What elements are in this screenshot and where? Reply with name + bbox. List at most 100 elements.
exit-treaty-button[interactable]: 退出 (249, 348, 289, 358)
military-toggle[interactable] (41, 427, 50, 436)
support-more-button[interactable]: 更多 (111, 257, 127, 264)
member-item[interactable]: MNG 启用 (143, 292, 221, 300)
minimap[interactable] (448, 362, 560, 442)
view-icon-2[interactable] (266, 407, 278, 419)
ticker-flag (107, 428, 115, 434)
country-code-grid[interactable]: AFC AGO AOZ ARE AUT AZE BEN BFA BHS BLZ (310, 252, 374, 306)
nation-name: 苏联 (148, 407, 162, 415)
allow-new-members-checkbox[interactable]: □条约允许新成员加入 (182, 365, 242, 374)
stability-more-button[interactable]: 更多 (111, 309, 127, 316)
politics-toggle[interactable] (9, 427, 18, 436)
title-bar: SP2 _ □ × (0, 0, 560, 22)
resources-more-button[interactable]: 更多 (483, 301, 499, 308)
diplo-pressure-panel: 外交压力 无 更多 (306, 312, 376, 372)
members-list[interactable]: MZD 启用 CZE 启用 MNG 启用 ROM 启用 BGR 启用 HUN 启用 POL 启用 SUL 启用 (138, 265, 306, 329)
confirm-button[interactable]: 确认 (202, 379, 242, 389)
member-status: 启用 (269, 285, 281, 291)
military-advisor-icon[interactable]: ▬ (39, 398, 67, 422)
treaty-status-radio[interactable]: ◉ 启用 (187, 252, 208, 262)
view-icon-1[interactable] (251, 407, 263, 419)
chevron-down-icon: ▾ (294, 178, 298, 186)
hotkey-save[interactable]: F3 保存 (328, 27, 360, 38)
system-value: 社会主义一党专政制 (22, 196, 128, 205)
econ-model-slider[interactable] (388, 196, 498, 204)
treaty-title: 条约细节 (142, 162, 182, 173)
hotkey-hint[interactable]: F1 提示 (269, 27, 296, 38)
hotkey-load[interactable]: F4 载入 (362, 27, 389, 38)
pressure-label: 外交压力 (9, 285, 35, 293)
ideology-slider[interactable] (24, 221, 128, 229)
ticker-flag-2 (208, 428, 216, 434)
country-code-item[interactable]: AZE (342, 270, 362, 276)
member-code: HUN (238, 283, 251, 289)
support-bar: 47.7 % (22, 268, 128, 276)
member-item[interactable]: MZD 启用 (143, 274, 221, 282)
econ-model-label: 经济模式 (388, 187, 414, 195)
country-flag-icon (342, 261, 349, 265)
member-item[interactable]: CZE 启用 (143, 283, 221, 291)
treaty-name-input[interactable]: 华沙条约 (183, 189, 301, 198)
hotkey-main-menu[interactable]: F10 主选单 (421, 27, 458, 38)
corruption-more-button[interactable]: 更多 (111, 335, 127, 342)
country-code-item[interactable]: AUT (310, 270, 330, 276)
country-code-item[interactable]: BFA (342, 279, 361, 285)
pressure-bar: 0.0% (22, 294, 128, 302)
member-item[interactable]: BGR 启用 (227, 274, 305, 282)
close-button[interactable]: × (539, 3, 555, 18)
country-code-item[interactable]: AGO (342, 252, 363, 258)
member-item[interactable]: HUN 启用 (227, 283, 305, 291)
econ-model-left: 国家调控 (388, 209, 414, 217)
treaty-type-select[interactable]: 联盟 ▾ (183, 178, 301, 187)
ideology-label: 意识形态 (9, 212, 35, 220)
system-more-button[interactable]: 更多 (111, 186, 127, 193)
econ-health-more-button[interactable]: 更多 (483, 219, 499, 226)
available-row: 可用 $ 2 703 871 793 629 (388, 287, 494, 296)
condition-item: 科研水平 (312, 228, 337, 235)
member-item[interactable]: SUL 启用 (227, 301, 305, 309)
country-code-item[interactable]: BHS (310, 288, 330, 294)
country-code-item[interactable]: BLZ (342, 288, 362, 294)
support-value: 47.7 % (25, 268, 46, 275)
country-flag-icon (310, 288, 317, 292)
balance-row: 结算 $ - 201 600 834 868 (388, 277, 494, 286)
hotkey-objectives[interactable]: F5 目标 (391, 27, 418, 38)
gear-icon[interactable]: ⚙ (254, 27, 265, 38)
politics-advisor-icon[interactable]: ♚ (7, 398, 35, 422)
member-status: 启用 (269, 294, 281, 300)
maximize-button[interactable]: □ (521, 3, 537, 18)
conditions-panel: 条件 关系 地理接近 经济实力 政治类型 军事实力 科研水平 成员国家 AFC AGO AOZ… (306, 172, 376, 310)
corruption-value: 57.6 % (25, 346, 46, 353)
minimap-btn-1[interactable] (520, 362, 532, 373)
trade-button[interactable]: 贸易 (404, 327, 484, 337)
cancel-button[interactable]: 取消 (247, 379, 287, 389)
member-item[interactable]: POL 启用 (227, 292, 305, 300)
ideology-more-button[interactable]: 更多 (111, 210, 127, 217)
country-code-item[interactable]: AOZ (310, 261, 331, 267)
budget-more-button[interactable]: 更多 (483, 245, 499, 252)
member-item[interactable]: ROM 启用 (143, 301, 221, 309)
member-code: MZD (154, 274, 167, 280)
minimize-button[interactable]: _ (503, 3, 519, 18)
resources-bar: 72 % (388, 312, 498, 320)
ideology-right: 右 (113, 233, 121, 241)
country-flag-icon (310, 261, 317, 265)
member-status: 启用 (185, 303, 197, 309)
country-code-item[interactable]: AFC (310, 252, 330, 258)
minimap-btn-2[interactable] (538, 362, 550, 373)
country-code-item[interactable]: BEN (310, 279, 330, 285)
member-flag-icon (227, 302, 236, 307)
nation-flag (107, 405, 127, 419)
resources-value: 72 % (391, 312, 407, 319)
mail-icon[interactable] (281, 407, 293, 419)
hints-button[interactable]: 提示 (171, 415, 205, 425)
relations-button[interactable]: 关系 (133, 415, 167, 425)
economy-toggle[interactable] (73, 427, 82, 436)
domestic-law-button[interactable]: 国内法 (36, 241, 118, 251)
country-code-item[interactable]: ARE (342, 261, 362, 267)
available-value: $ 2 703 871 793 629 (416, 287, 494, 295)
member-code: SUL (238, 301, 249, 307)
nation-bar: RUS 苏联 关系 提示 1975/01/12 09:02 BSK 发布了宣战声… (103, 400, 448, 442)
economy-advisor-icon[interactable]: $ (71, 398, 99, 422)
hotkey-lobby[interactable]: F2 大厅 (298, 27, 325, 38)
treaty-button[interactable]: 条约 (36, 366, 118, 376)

Required work>
Rewrite all of the data above, changing every occurrence of "interactable" to "clickable" and keeping everything else the same.

Solution for this problem>
What elements are in this screenshot and where? Reply with name + bbox. List at most 100 elements.
exit-treaty-button[clickable]: 退出 (249, 348, 289, 358)
military-toggle[clickable] (41, 427, 50, 436)
support-more-button[clickable]: 更多 (111, 257, 127, 264)
member-item[clickable]: MNG 启用 (143, 292, 221, 300)
minimap[clickable] (448, 362, 560, 442)
view-icon-2[clickable] (266, 407, 278, 419)
ticker-flag (107, 428, 115, 434)
country-code-grid[clickable]: AFC AGO AOZ ARE AUT AZE BEN BFA BHS BLZ (310, 252, 374, 306)
nation-name: 苏联 (148, 407, 162, 415)
allow-new-members-checkbox[clickable]: □条约允许新成员加入 (182, 365, 242, 374)
stability-more-button[clickable]: 更多 (111, 309, 127, 316)
politics-toggle[clickable] (9, 427, 18, 436)
title-bar: SP2 _ □ × (0, 0, 560, 22)
resources-more-button[clickable]: 更多 (483, 301, 499, 308)
diplo-pressure-panel: 外交压力 无 更多 (306, 312, 376, 372)
members-list[clickable]: MZD 启用 CZE 启用 MNG 启用 ROM 启用 BGR 启用 HUN 启用 POL 启用 SUL 启用 (138, 265, 306, 329)
confirm-button[clickable]: 确认 (202, 379, 242, 389)
member-status: 启用 (269, 285, 281, 291)
military-advisor-icon[clickable]: ▬ (39, 398, 67, 422)
treaty-status-radio[clickable]: ◉ 启用 (187, 252, 208, 262)
view-icon-1[clickable] (251, 407, 263, 419)
chevron-down-icon: ▾ (294, 178, 298, 186)
hotkey-save[clickable]: F3 保存 (328, 27, 360, 38)
system-value: 社会主义一党专政制 (22, 196, 128, 205)
econ-model-slider[clickable] (388, 196, 498, 204)
treaty-title: 条约细节 (142, 162, 182, 173)
hotkey-hint[clickable]: F1 提示 (269, 27, 296, 38)
hotkey-load[clickable]: F4 载入 (362, 27, 389, 38)
pressure-label: 外交压力 (9, 285, 35, 293)
ideology-slider[clickable] (24, 221, 128, 229)
ticker-flag-2 (208, 428, 216, 434)
country-code-item[clickable]: AZE (342, 270, 362, 276)
member-code: HUN (238, 283, 251, 289)
support-bar: 47.7 % (22, 268, 128, 276)
member-item[clickable]: MZD 启用 (143, 274, 221, 282)
econ-model-label: 经济模式 (388, 187, 414, 195)
country-flag-icon (342, 261, 349, 265)
member-item[clickable]: CZE 启用 (143, 283, 221, 291)
treaty-name-input[clickable]: 华沙条约 (183, 189, 301, 198)
hotkey-main-menu[clickable]: F10 主选单 (421, 27, 458, 38)
corruption-more-button[clickable]: 更多 (111, 335, 127, 342)
country-code-item[clickable]: AUT (310, 270, 330, 276)
country-code-item[clickable]: BFA (342, 279, 361, 285)
pressure-bar: 0.0% (22, 294, 128, 302)
member-item[clickable]: BGR 启用 (227, 274, 305, 282)
close-button[clickable]: × (539, 3, 555, 18)
country-code-item[clickable]: AGO (342, 252, 363, 258)
member-item[clickable]: HUN 启用 (227, 283, 305, 291)
econ-model-left: 国家调控 (388, 209, 414, 217)
treaty-type-select[clickable]: 联盟 ▾ (183, 178, 301, 187)
ideology-label: 意识形态 (9, 212, 35, 220)
system-more-button[clickable]: 更多 (111, 186, 127, 193)
econ-health-more-button[clickable]: 更多 (483, 219, 499, 226)
available-row: 可用 $ 2 703 871 793 629 (388, 287, 494, 296)
condition-item: 科研水平 (312, 228, 337, 235)
member-item[clickable]: SUL 启用 (227, 301, 305, 309)
country-code-item[clickable]: BHS (310, 288, 330, 294)
country-code-item[clickable]: BLZ (342, 288, 362, 294)
support-value: 47.7 % (25, 268, 46, 275)
country-flag-icon (310, 288, 317, 292)
balance-row: 结算 $ - 201 600 834 868 (388, 277, 494, 286)
hotkey-objectives[clickable]: F5 目标 (391, 27, 418, 38)
gear-icon[clickable]: ⚙ (254, 27, 265, 38)
politics-advisor-icon[clickable]: ♚ (7, 398, 35, 422)
member-status: 启用 (269, 294, 281, 300)
maximize-button[clickable]: □ (521, 3, 537, 18)
conditions-panel: 条件 关系 地理接近 经济实力 政治类型 军事实力 科研水平 成员国家 AFC AGO AOZ… (306, 172, 376, 310)
corruption-value: 57.6 % (25, 346, 46, 353)
minimap-btn-1[clickable] (520, 362, 532, 373)
trade-button[clickable]: 贸易 (404, 327, 484, 337)
cancel-button[clickable]: 取消 (247, 379, 287, 389)
member-item[clickable]: POL 启用 (227, 292, 305, 300)
ideology-more-button[clickable]: 更多 (111, 210, 127, 217)
country-code-item[clickable]: AOZ (310, 261, 331, 267)
budget-more-button[clickable]: 更多 (483, 245, 499, 252)
member-item[clickable]: ROM 启用 (143, 301, 221, 309)
member-code: MZD (154, 274, 167, 280)
minimize-button[clickable]: _ (503, 3, 519, 18)
resources-bar: 72 % (388, 312, 498, 320)
ideology-right: 右 (113, 233, 121, 241)
country-flag-icon (310, 261, 317, 265)
member-status: 启用 (185, 303, 197, 309)
country-code-item[clickable]: AFC (310, 252, 330, 258)
minimap-btn-2[clickable] (538, 362, 550, 373)
country-code-item[clickable]: BEN (310, 279, 330, 285)
member-flag-icon (227, 302, 236, 307)
nation-flag (107, 405, 127, 419)
resources-value: 72 % (391, 312, 407, 319)
mail-icon[clickable] (281, 407, 293, 419)
hints-button[clickable]: 提示 (171, 415, 205, 425)
relations-button[clickable]: 关系 (133, 415, 167, 425)
economy-toggle[clickable] (73, 427, 82, 436)
domestic-law-button[clickable]: 国内法 (36, 241, 118, 251)
country-code-item[clickable]: ARE (342, 261, 362, 267)
available-value: $ 2 703 871 793 629 (416, 287, 494, 295)
member-code: SUL (238, 301, 249, 307)
nation-bar: RUS 苏联 关系 提示 1975/01/12 09:02 BSK 发布了宣战声… (103, 400, 448, 442)
economy-advisor-icon[clickable]: $ (71, 398, 99, 422)
hotkey-lobby[clickable]: F2 大厅 (298, 27, 325, 38)
treaty-button[clickable]: 条约 (36, 366, 118, 376)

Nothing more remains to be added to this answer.